_Aim of the exercise_
Reproduce the following material exactly, including every line.

====== Extracted records ======

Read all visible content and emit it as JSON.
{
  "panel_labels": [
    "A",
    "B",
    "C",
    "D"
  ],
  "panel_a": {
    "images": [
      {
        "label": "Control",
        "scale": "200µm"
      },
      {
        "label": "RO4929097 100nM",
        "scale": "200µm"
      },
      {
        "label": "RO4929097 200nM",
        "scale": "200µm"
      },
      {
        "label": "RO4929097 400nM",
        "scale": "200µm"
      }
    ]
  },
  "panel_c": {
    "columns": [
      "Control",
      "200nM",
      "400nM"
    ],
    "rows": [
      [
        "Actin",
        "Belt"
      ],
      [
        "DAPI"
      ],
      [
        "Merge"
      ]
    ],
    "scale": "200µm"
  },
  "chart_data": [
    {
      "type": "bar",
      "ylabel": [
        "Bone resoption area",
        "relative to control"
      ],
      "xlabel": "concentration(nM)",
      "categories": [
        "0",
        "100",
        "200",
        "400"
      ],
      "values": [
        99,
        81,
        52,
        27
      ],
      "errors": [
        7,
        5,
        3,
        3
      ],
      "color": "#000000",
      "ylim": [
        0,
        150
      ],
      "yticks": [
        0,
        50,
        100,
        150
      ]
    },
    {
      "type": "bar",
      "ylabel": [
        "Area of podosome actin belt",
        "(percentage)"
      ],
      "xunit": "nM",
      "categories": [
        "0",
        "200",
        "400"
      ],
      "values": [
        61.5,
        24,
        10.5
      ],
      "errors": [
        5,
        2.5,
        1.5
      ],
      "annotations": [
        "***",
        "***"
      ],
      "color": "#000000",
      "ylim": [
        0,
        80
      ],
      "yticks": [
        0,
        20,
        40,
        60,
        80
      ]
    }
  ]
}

======

_Exercise answer_
Read all visible content and emit it as JSON.
{
  "panel_labels": [
    "A",
    "B",
    "C",
    "D"
  ],
  "panel_a": {
    "images": [
      {
        "label": "Control",
        "scale": "200µm"
      },
      {
        "label": "RO4929097 100nM",
        "scale": "200µm"
      },
      {
        "label": "RO4929097 200nM",
        "scale": "200µm"
      },
      {
        "label": "RO4929097 400nM",
        "scale": "200µm"
      }
    ]
  },
  "panel_c": {
    "columns": [
      "Control",
      "200nM",
      "400nM"
    ],
    "rows": [
      [
        "Actin",
        "Belt"
      ],
      [
        "DAPI"
      ],
      [
        "Merge"
      ]
    ],
    "scale": "200µm"
  },
  "chart_data": [
    {
      "type": "bar",
      "ylabel": [
        "Bone resoption area",
        "relative to control"
      ],
      "xlabel": "concentration(nM)",
      "categories": [
        "0",
        "100",
        "200",
        "400"
      ],
      "values": [
        99,
        81,
        52,
        27
      ],
      "errors": [
        7,
        5,
        3,
        3
      ],
      "color": "#000000",
      "ylim": [
        0,
        150
      ],
      "yticks": [
        0,
        50,
        100,
        150
      ]
    },
    {
      "type": "bar",
      "ylabel": [
        "Area of podosome actin belt",
        "(percentage)"
      ],
      "xunit": "nM",
      "categories": [
        "0",
        "200",
        "400"
      ],
      "values": [
        61.5,
        24,
        10.5
      ],
      "errors": [
        5,
        2.5,
        1.5
      ],
      "annotations": [
        "***",
        "***"
      ],
      "color": "#000000",
      "ylim": [
        0,
        80
      ],
      "yticks": [
        0,
        20,
        40,
        60,
        80
      ]
    }
  ]
}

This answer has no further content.